◆ The data ◆
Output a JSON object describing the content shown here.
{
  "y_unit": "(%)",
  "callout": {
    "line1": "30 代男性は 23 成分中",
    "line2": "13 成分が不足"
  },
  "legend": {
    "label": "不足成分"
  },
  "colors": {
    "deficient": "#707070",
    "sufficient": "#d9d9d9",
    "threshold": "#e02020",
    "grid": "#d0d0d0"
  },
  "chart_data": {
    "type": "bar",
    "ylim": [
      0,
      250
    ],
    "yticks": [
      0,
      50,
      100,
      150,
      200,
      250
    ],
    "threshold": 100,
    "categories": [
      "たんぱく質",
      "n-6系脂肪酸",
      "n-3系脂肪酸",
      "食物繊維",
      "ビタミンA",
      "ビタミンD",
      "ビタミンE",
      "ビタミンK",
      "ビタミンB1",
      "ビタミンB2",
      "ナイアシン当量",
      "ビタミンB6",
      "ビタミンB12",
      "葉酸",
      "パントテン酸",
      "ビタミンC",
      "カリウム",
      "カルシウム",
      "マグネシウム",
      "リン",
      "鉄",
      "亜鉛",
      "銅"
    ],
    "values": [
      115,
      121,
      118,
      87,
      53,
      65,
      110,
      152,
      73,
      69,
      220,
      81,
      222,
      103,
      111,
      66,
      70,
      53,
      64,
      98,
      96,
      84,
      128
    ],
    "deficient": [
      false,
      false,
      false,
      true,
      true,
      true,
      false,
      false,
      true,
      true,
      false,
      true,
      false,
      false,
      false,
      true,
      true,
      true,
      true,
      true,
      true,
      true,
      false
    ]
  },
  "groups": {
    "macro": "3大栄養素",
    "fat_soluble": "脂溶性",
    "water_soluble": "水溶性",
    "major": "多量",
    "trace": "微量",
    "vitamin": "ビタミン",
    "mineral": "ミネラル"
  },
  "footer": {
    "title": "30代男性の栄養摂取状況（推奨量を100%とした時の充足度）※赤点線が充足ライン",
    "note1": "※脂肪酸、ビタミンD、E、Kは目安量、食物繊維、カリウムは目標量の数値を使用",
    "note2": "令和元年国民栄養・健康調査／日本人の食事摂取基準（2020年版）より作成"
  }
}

◆ The request ◆
Check the records above line by line and tally those holding the string "ビタミンD". Answer with the number only.

◆ Task output ◆
2